> [Task prompt]: Return each line of the records with nothing changed, pictures excepted.

> [Material for this task]:
......

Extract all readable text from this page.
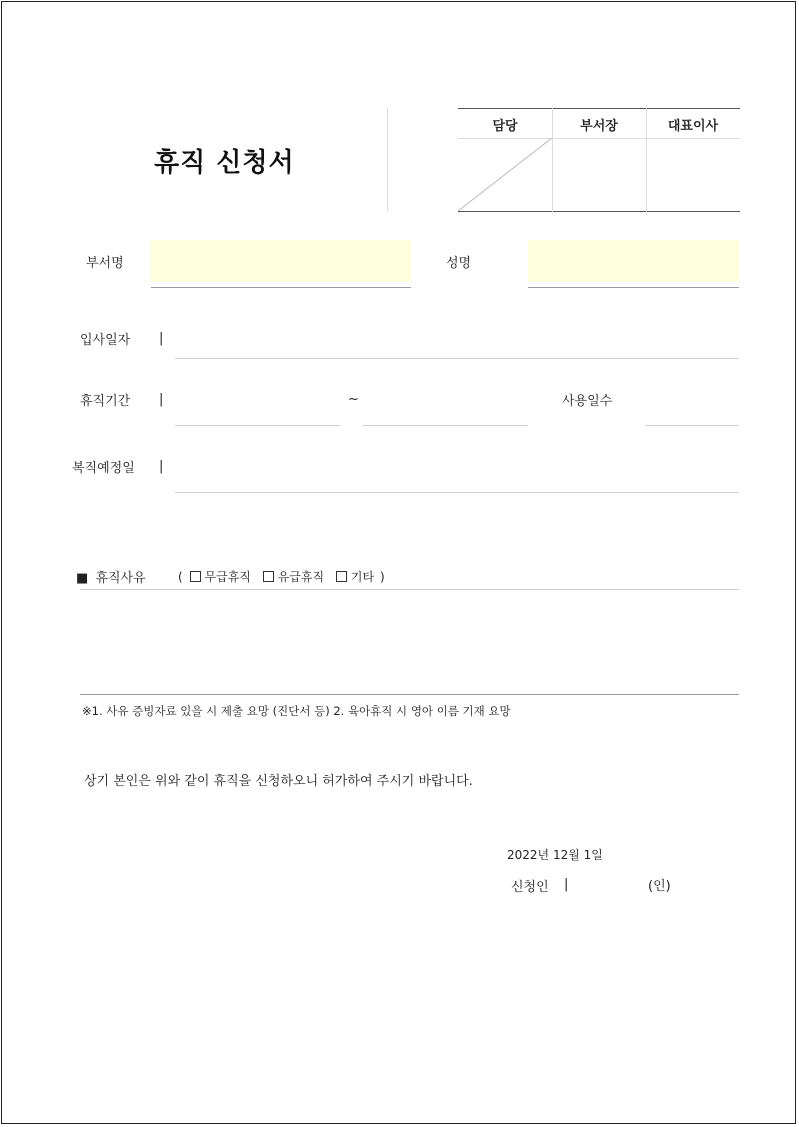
휴직 신청서
담당	부서장	대표이사
부서명	성명
입사일자 |
휴직기간 |	~	사용일수
복직예정일 |
■ 휴직사유	( 무급휴직 유급휴직 기타 )
※1. 사유 증빙자료 있을 시 제출 요망 (진단서 등) 2. 육아휴직 시 영아 이름 기재 요망
상기 본인은 위와 같이 휴직을 신청하오니 허가하여 주시기 바랍니다.
2022년 12월 1일
신청인 |	(인)
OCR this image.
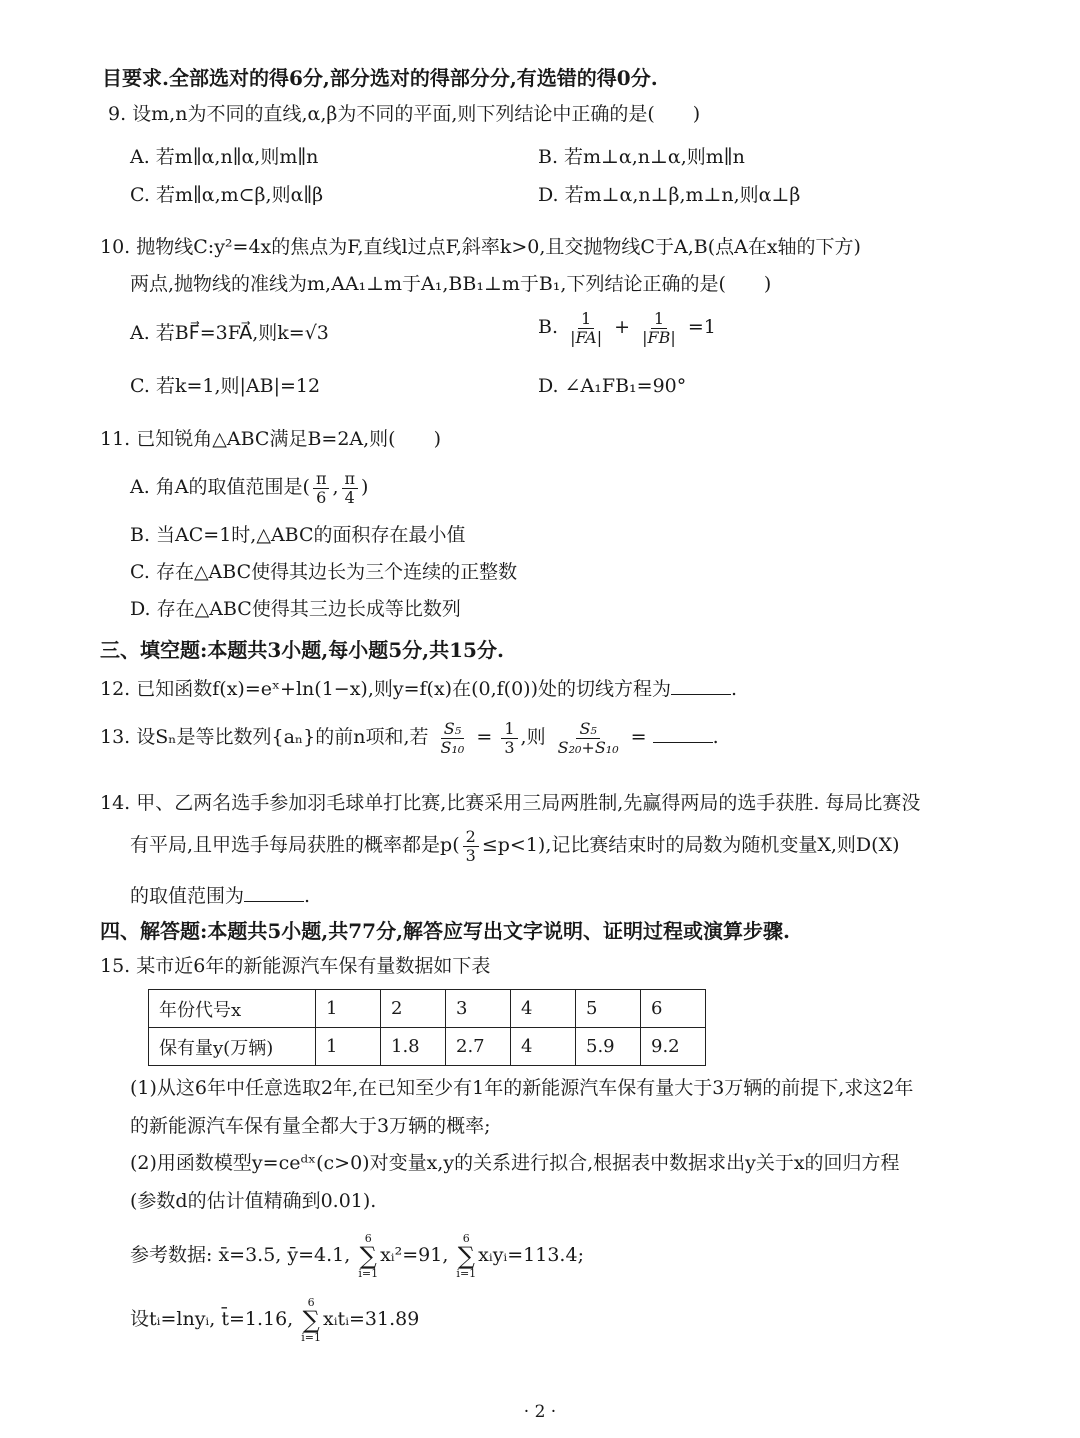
目要求.全部选对的得6分,部分选对的得部分分,有选错的得0分.
9. 设m,n为不同的直线,α,β为不同的平面,则下列结论中正确的是(　　)
A. 若m∥α,n∥α,则m∥n	B. 若m⊥α,n⊥α,则m∥n
C. 若m∥α,m⊂β,则α∥β	D. 若m⊥α,n⊥β,m⊥n,则α⊥β
10. 抛物线C:y²=4x的焦点为F,直线l过点F,斜率k>0,且交抛物线C于A,B(点A在x轴的下方)
两点,抛物线的准线为m,AA₁⊥m于A₁,BB₁⊥m于B₁,下列结论正确的是(　　)
A. 若BF⃗=3FA⃗,则k=√3	B. $\frac{1}{|FA|} + \frac{1}{|FB|} =1$
C. 若k=1,则|AB|=12	D. ∠A₁FB₁=90°
11. 已知锐角△ABC满足B=2A,则(　　)
A. 角A的取值范围是( $\frac{\pi}{6}$ , $\frac{\pi}{4}$ )
B. 当AC=1时,△ABC的面积存在最小值
C. 存在△ABC使得其边长为三个连续的正整数
D. 存在△ABC使得其三边长成等比数列
三、填空题:本题共3小题,每小题5分,共15分.
12. 已知函数f(x)=eˣ+ln(1−x),则y=f(x)在(0,f(0))处的切线方程为	.
13. 设Sₙ是等比数列{aₙ}的前n项和,若 $\frac{\text{S₅}}{\text{S₁₀}} = \frac{1}{3}$ ,则 $\frac{\text{S₅}}{\text{S₂₀+S₁₀}}$ =	.
14. 甲、乙两名选手参加羽毛球单打比赛,比赛采用三局两胜制,先赢得两局的选手获胜. 每局比赛没
有平局,且甲选手每局获胜的概率都是$p( \frac{2}{3} \le p<1)$,记比赛结束时的局数为随机变量X,则D(X)
的取值范围为	.
四、解答题:本题共5小题,共77分,解答应写出文字说明、证明过程或演算步骤.
15. 某市近6年的新能源汽车保有量数据如下表
年份代号x	1	2	3	4	5	6
保有量y(万辆)	1	1.8	2.7	4	5.9	9.2
(1)从这6年中任意选取2年,在已知至少有1年的新能源汽车保有量大于3万辆的前提下,求这2年
的新能源汽车保有量全都大于3万辆的概率;
(2)用函数模型y=ceᵈˣ(c>0)对变量x,y的关系进行拟合,根据表中数据求出y关于x的回归方程
(参数d的估计值精确到0.01).
参考数据: x̄=3.5, ȳ=4.1,
6
∑
i=1
xᵢ²=91,
6
∑
i=1
xᵢyᵢ=113.4;
设tᵢ=lnyᵢ, t̄=1.16,
6
∑
i=1
xᵢtᵢ=31.89
· 2 ·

......

> [Final result]:
Extract all readable text from this page.
휴직 신청서
담당	부서장	대표이사
부서명	성명
입사일자 |
휴직기간 |	~	사용일수
복직예정일 |
■ 휴직사유	( 무급휴직 유급휴직 기타 )
※1. 사유 증빙자료 있을 시 제출 요망 (진단서 등) 2. 육아휴직 시 영아 이름 기재 요망
상기 본인은 위와 같이 휴직을 신청하오니 허가하여 주시기 바랍니다.
2022년 12월 1일
신청인 |	(인)
OCR this image.
目要求.全部选对的得6分,部分选对的得部分分,有选错的得0分.
9. 设m,n为不同的直线,α,β为不同的平面,则下列结论中正确的是(　　)
A. 若m∥α,n∥α,则m∥n	B. 若m⊥α,n⊥α,则m∥n
C. 若m∥α,m⊂β,则α∥β	D. 若m⊥α,n⊥β,m⊥n,则α⊥β
10. 抛物线C:y²=4x的焦点为F,直线l过点F,斜率k>0,且交抛物线C于A,B(点A在x轴的下方)
两点,抛物线的准线为m,AA₁⊥m于A₁,BB₁⊥m于B₁,下列结论正确的是(　　)
A. 若BF⃗=3FA⃗,则k=√3	B. $\frac{1}{|FA|} + \frac{1}{|FB|} =1$
C. 若k=1,则|AB|=12	D. ∠A₁FB₁=90°
11. 已知锐角△ABC满足B=2A,则(　　)
A. 角A的取值范围是( $\frac{\pi}{6}$ , $\frac{\pi}{4}$ )
B. 当AC=1时,△ABC的面积存在最小值
C. 存在△ABC使得其边长为三个连续的正整数
D. 存在△ABC使得其三边长成等比数列
三、填空题:本题共3小题,每小题5分,共15分.
12. 已知函数f(x)=eˣ+ln(1−x),则y=f(x)在(0,f(0))处的切线方程为	.
13. 设Sₙ是等比数列{aₙ}的前n项和,若 $\frac{\text{S₅}}{\text{S₁₀}} = \frac{1}{3}$ ,则 $\frac{\text{S₅}}{\text{S₂₀+S₁₀}}$ =	.
14. 甲、乙两名选手参加羽毛球单打比赛,比赛采用三局两胜制,先赢得两局的选手获胜. 每局比赛没
有平局,且甲选手每局获胜的概率都是$p( \frac{2}{3} \le p<1)$,记比赛结束时的局数为随机变量X,则D(X)
的取值范围为	.
四、解答题:本题共5小题,共77分,解答应写出文字说明、证明过程或演算步骤.
15. 某市近6年的新能源汽车保有量数据如下表
年份代号x	1	2	3	4	5	6
保有量y(万辆)	1	1.8	2.7	4	5.9	9.2
(1)从这6年中任意选取2年,在已知至少有1年的新能源汽车保有量大于3万辆的前提下,求这2年
的新能源汽车保有量全都大于3万辆的概率;
(2)用函数模型y=ceᵈˣ(c>0)对变量x,y的关系进行拟合,根据表中数据求出y关于x的回归方程
(参数d的估计值精确到0.01).
参考数据: x̄=3.5, ȳ=4.1,
6
∑
i=1
xᵢ²=91,
6
∑
i=1
xᵢyᵢ=113.4;
设tᵢ=lnyᵢ, t̄=1.16,
6
∑
i=1
xᵢtᵢ=31.89
· 2 ·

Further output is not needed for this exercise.